[Given problem]
Reproduce all the lines exactly as they stand, apart from the pictures.

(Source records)

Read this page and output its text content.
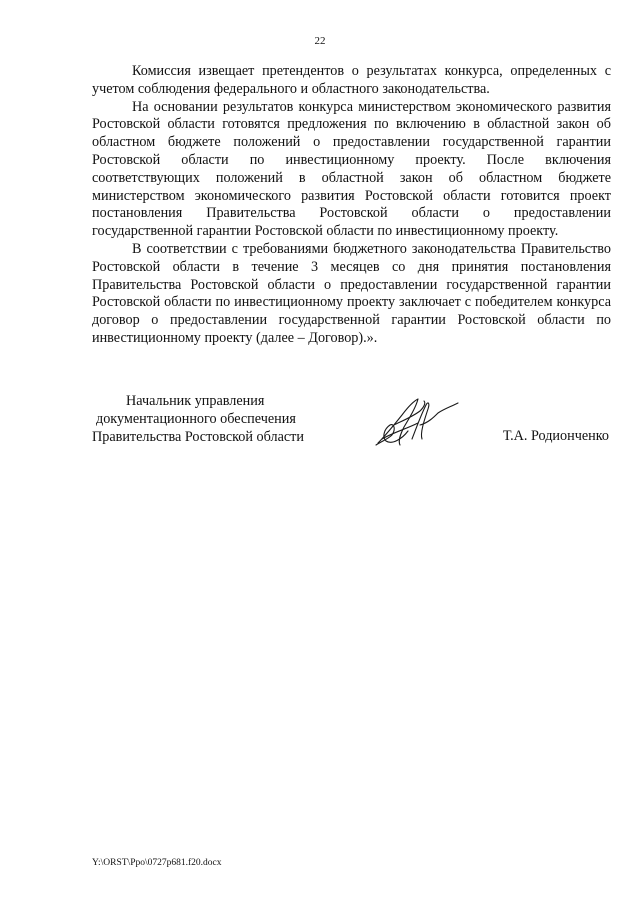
22

Комиссия извещает претендентов о результатах конкурса, определенных с учетом соблюдения федерального и областного законодательства.

На основании результатов конкурса министерством экономического развития Ростовской области готовятся предложения по включению в областной закон об областном бюджете положений о предоставлении государственной гарантии Ростовской области по инвестиционному проекту. После включения соответствующих положений в областной закон об областном бюджете министерством экономического развития Ростовской области готовится проект постановления Правительства Ростовской области о предоставлении государственной гарантии Ростовской области по инвестиционному проекту.

В соответствии с требованиями бюджетного законодательства Правительство Ростовской области в течение 3 месяцев со дня принятия постановления Правительства Ростовской области о предоставлении государственной гарантии Ростовской области по инвестиционному проекту заключает с победителем конкурса договор о предоставлении государственной гарантии Ростовской области по инвестиционному проекту (далее – Договор).».

Начальник управления
документационного обеспечения
Правительства Ростовской области	Т.А. Родионченко
Y:\ORST\Ppo\0727p681.f20.docx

[Solution to the exercise]
Read this page and output its text content.
22

Комиссия извещает претендентов о результатах конкурса, определенных с учетом соблюдения федерального и областного законодательства.

На основании результатов конкурса министерством экономического развития Ростовской области готовятся предложения по включению в областной закон об областном бюджете положений о предоставлении государственной гарантии Ростовской области по инвестиционному проекту. После включения соответствующих положений в областной закон об областном бюджете министерством экономического развития Ростовской области готовится проект постановления Правительства Ростовской области о предоставлении государственной гарантии Ростовской области по инвестиционному проекту.

В соответствии с требованиями бюджетного законодательства Правительство Ростовской области в течение 3 месяцев со дня принятия постановления Правительства Ростовской области о предоставлении государственной гарантии Ростовской области по инвестиционному проекту заключает с победителем конкурса договор о предоставлении государственной гарантии Ростовской области по инвестиционному проекту (далее – Договор).».

Начальник управления
документационного обеспечения
Правительства Ростовской области	Т.А. Родионченко
Y:\ORST\Ppo\0727p681.f20.docx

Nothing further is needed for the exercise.